- [Problem to solve]
All lines in which the word "rotting" occurs are to be extracted.

***** Material supplied

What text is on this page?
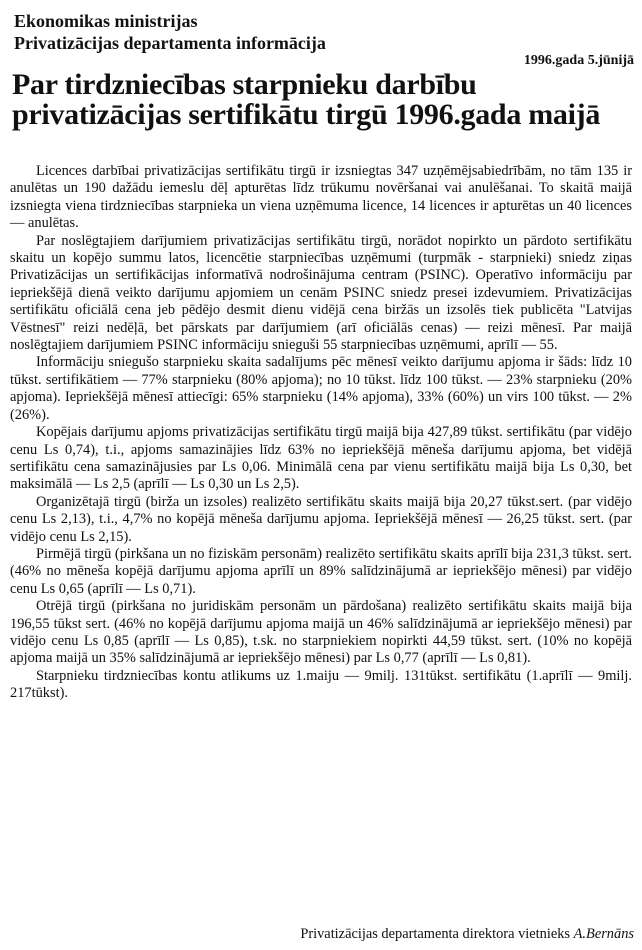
Ekonomikas ministrijas
Privatizācijas departamenta informācija
1996.gada 5.jūnijā
Par tirdzniecības starpnieku darbību privatizācijas sertifikātu tirgū 1996.gada maijā

Licences darbībai privatizācijas sertifikātu tirgū ir izsniegtas 347 uzņēmējsabiedrībām, no tām 135 ir anulētas un 190 dažādu iemeslu dēļ apturētas līdz trūkumu novēršanai vai anulēšanai. To skaitā maijā izsniegta viena tirdzniecības starpnieka un viena uzņēmuma licence, 14 licences ir apturētas un 40 licences — anulētas.

Par noslēgtajiem darījumiem privatizācijas sertifikātu tirgū, norādot nopirkto un pārdoto sertifikātu skaitu un kopējo summu latos, licencētie starpniecības uzņēmumi (turpmāk - starpnieki) sniedz ziņas Privatizācijas un sertifikācijas informatīvā nodrošinājuma centram (PSINC). Operatīvo informāciju par iepriekšējā dienā veikto darījumu apjomiem un cenām PSINC sniedz presei izdevumiem. Privatizācijas sertifikātu oficiālā cena jeb pēdējo desmit dienu vidējā cena biržās un izsolēs tiek publicēta "Latvijas Vēstnesī" reizi nedēļā, bet pārskats par darījumiem (arī oficiālās cenas) — reizi mēnesī. Par maijā noslēgtajiem darījumiem PSINC informāciju snieguši 55 starpniecības uzņēmumi, aprīlī — 55.

Informāciju sniegušo starpnieku skaita sadalījums pēc mēnesī veikto darījumu apjoma ir šāds: līdz 10 tūkst. sertifikātiem — 77% starpnieku (80% apjoma); no 10 tūkst. līdz 100 tūkst. — 23% starpnieku (20% apjoma). Iepriekšējā mēnesī attiecīgi: 65% starpnieku (14% apjoma), 33% (60%) un virs 100 tūkst. — 2% (26%).

Kopējais darījumu apjoms privatizācijas sertifikātu tirgū maijā bija 427,89 tūkst. sertifikātu (par vidējo cenu Ls 0,74), t.i., apjoms samazinājies līdz 63% no iepriekšējā mēneša darījumu apjoma, bet vidējā sertifikātu cena samazinājusies par Ls 0,06. Minimālā cena par vienu sertifikātu maijā bija Ls 0,30, bet maksimālā — Ls 2,5 (aprīlī — Ls 0,30 un Ls 2,5).

Organizētajā tirgū (birža un izsoles) realizēto sertifikātu skaits maijā bija 20,27 tūkst.sert. (par vidējo cenu Ls 2,13), t.i., 4,7% no kopējā mēneša darījumu apjoma. Iepriekšējā mēnesī — 26,25 tūkst. sert. (par vidējo cenu Ls 2,15).

Pirmējā tirgū (pirkšana un no fiziskām personām) realizēto sertifikātu skaits aprīlī bija 231,3 tūkst. sert. (46% no mēneša kopējā darījumu apjoma aprīlī un 89% salīdzinājumā ar iepriekšējo mēnesi) par vidējo cenu Ls 0,65 (aprīlī — Ls 0,71).

Otrējā tirgū (pirkšana no juridiskām personām un pārdošana) realizēto sertifikātu skaits maijā bija 196,55 tūkst sert. (46% no kopējā darījumu apjoma maijā un 46% salīdzinājumā ar iepriekšējo mēnesi) par vidējo cenu Ls 0,85 (aprīlī — Ls 0,85), t.sk. no starpniekiem nopirkti 44,59 tūkst. sert. (10% no kopējā apjoma maijā un 35% salīdzinājumā ar iepriekšējo mēnesi) par Ls 0,77 (aprīlī — Ls 0,81).

Starpnieku tirdzniecības kontu atlikums uz 1.maiju — 9milj. 131tūkst. sertifikātu (1.aprīlī — 9milj. 217tūkst).

Privatizācijas departamenta direktora vietnieks A.Bernāns
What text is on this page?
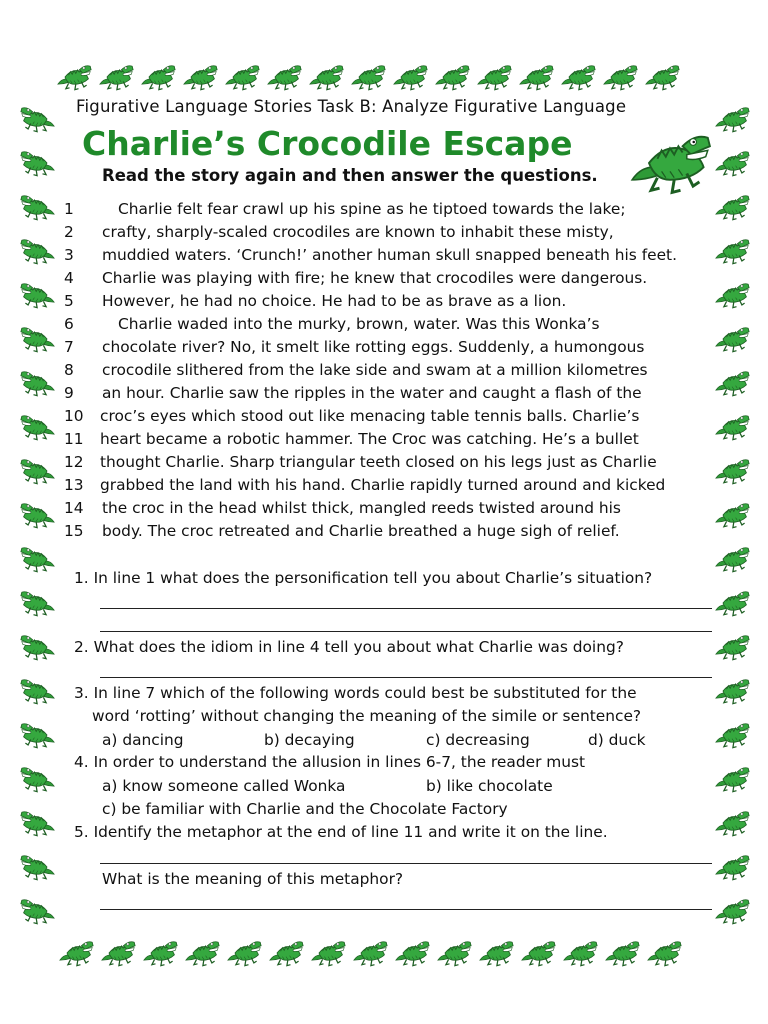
Figurative Language Stories Task B: Analyze Figurative Language
Charlie’s Crocodile Escape
Read the story again and then answer the questions.
1	Charlie felt fear crawl up his spine as he tiptoed towards the lake;
2 crafty, sharply-scaled crocodiles are known to inhabit these misty,
3 muddied waters. ‘Crunch!’ another human skull snapped beneath his feet.
4 Charlie was playing with fire; he knew that crocodiles were dangerous.
5 However, he had no choice. He had to be as brave as a lion.
6	Charlie waded into the murky, brown, water. Was this Wonka’s
7 chocolate river? No, it smelt like rotting eggs. Suddenly, a humongous
8 crocodile slithered from the lake side and swam at a million kilometres
9 an hour. Charlie saw the ripples in the water and caught a flash of the
10 croc’s eyes which stood out like menacing table tennis balls. Charlie’s
11 heart became a robotic hammer. The Croc was catching. He’s a bullet
12 thought Charlie. Sharp triangular teeth closed on his legs just as Charlie
13 grabbed the land with his hand. Charlie rapidly turned around and kicked
14 the croc in the head whilst thick, mangled reeds twisted around his
15 body. The croc retreated and Charlie breathed a huge sigh of relief.
1. In line 1 what does the personification tell you about Charlie’s situation?
2. What does the idiom in line 4 tell you about what Charlie was doing?
3. In line 7 which of the following words could best be substituted for the
word ‘rotting’ without changing the meaning of the simile or sentence?
a) dancing	b) decaying	c) decreasing	d) duck
4. In order to understand the allusion in lines 6-7, the reader must
a) know someone called Wonka	b) like chocolate
c) be familiar with Charlie and the Chocolate Factory
5. Identify the metaphor at the end of line 11 and write it on the line.
What is the meaning of this metaphor?
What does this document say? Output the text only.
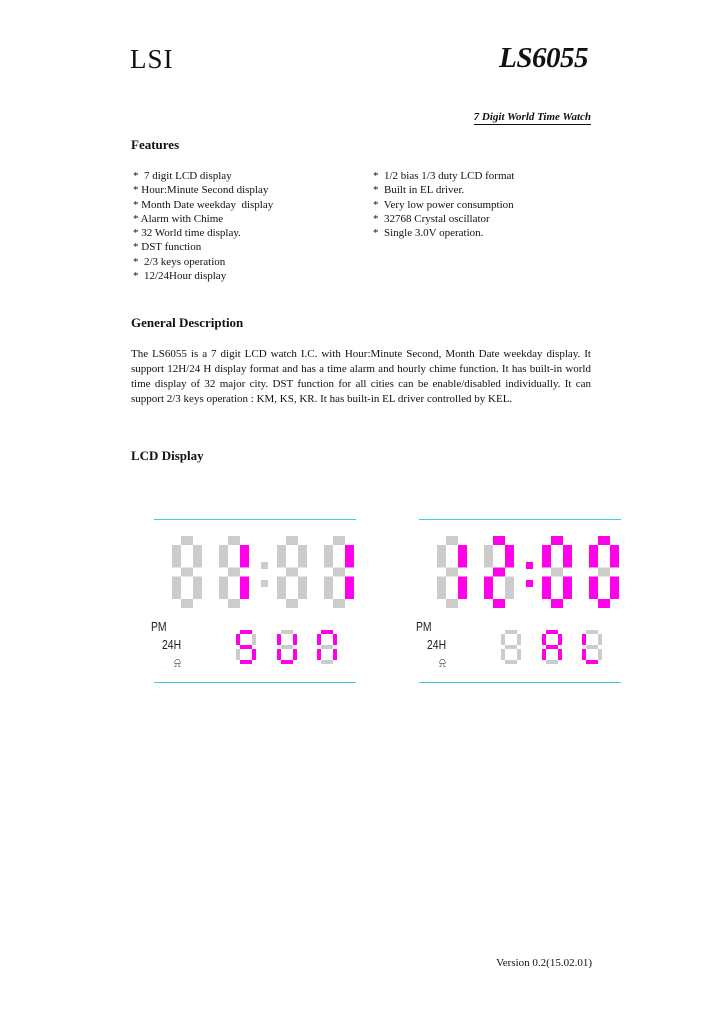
LSI	LS6055
7 Digit World Time Watch
Features
*  7 digit LCD display
* Hour:Minute Second display
* Month Date weekday  display
* Alarm with Chime
* 32 World time display.
* DST function
*  2/3 keys operation
*  12/24Hour display
*  1/2 bias 1/3 duty LCD format
*  Built in EL driver.
*  Very low power consumption
*  32768 Crystal oscillator
*  Single 3.0V operation.
General Description

The LS6055 is a 7 digit LCD watch I.C. with Hour:Minute Second, Month Date weekday display. It support 12H/24 H display format and has a time alarm and hourly chime function. It has built-in world time display of 32 major city. DST function for all cities can be enable/disabled individually. It can support 2/3 keys operation : KM, KS, KR. It has built-in EL driver controlled by KEL.

LCD Display
PM
24H
⍾
PM
24H
⍾
Version 0.2(15.02.01)
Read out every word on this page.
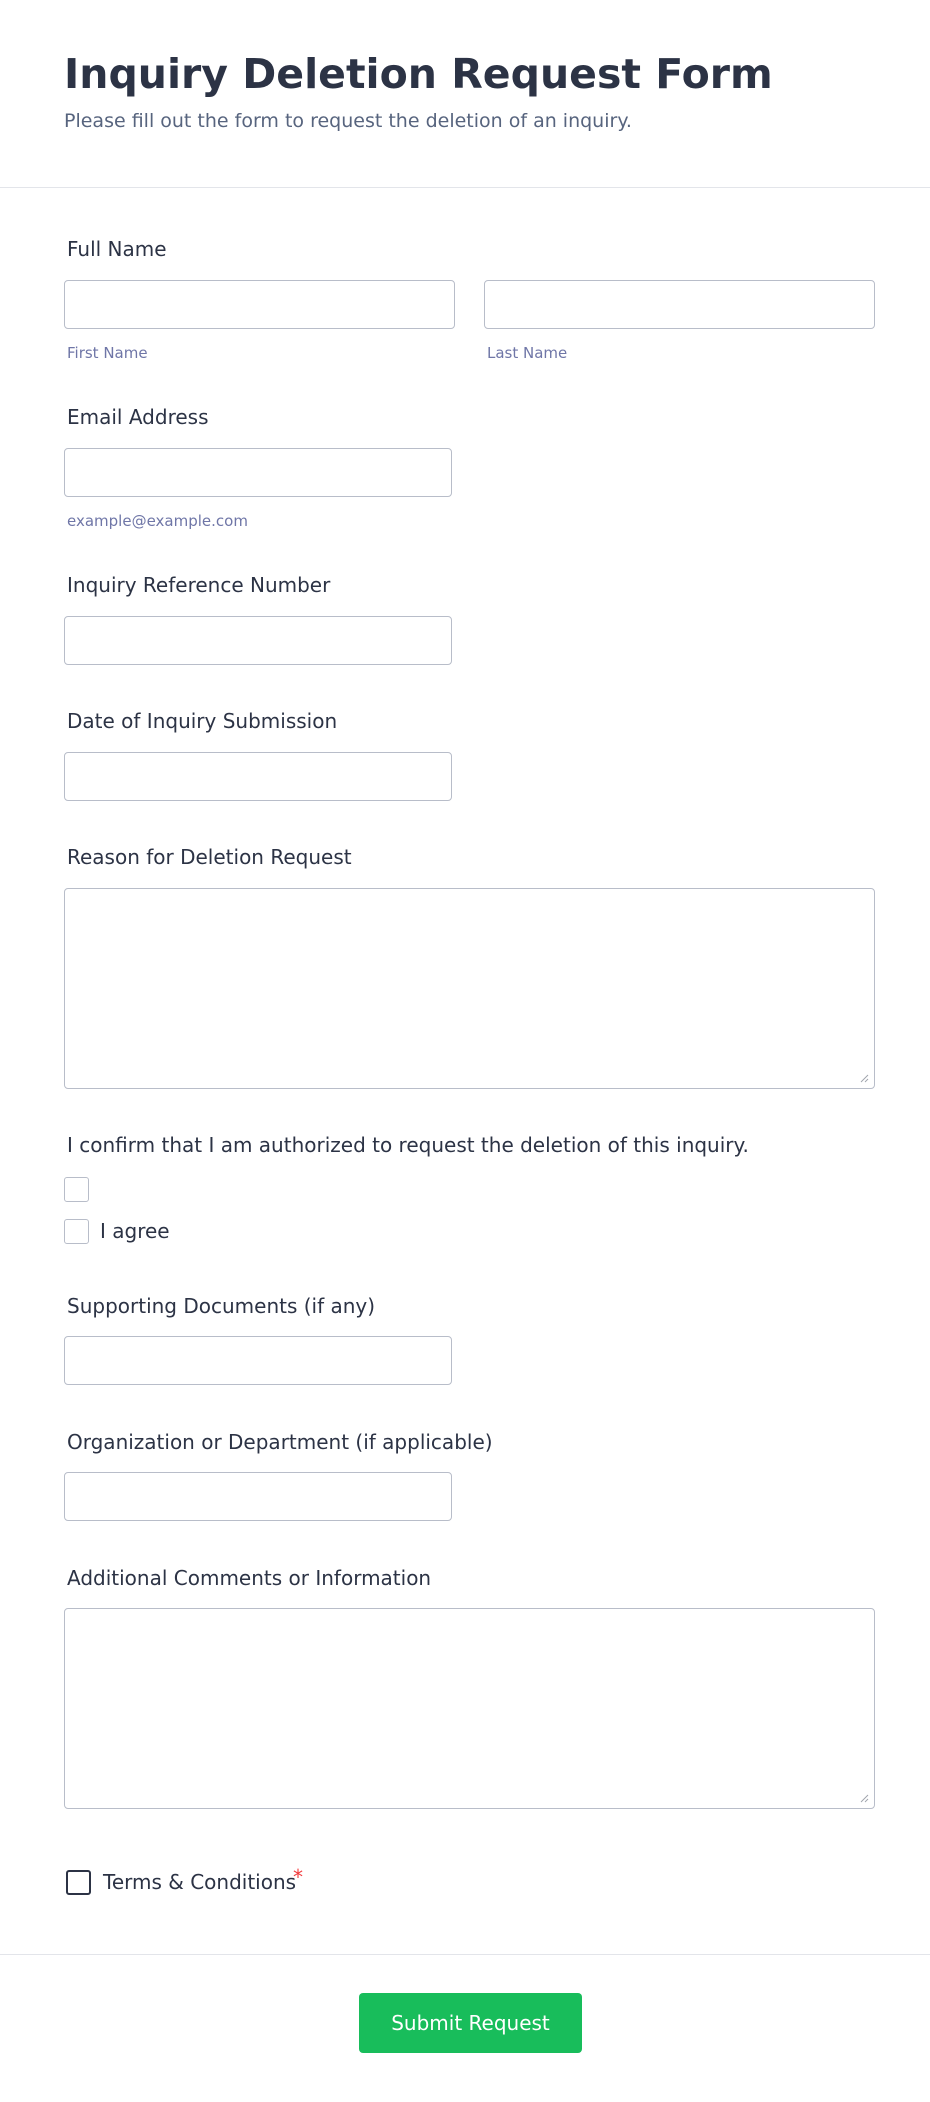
Inquiry Deletion Request Form

Please fill out the form to request the deletion of an inquiry.

Full Name
First Name	Last Name
Email Address
example@example.com
Inquiry Reference Number
Date of Inquiry Submission
Reason for Deletion Request
I confirm that I am authorized to request the deletion of this inquiry.
I agree
Supporting Documents (if any)
Organization or Department (if applicable)
Additional Comments or Information
Terms & Conditions
*
Submit Request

**********

- [Finished answer]
7 chocolate river? No, it smelt like rotting eggs. Suddenly, a humongous
word ‘rotting’ without changing the meaning of the simile or sentence?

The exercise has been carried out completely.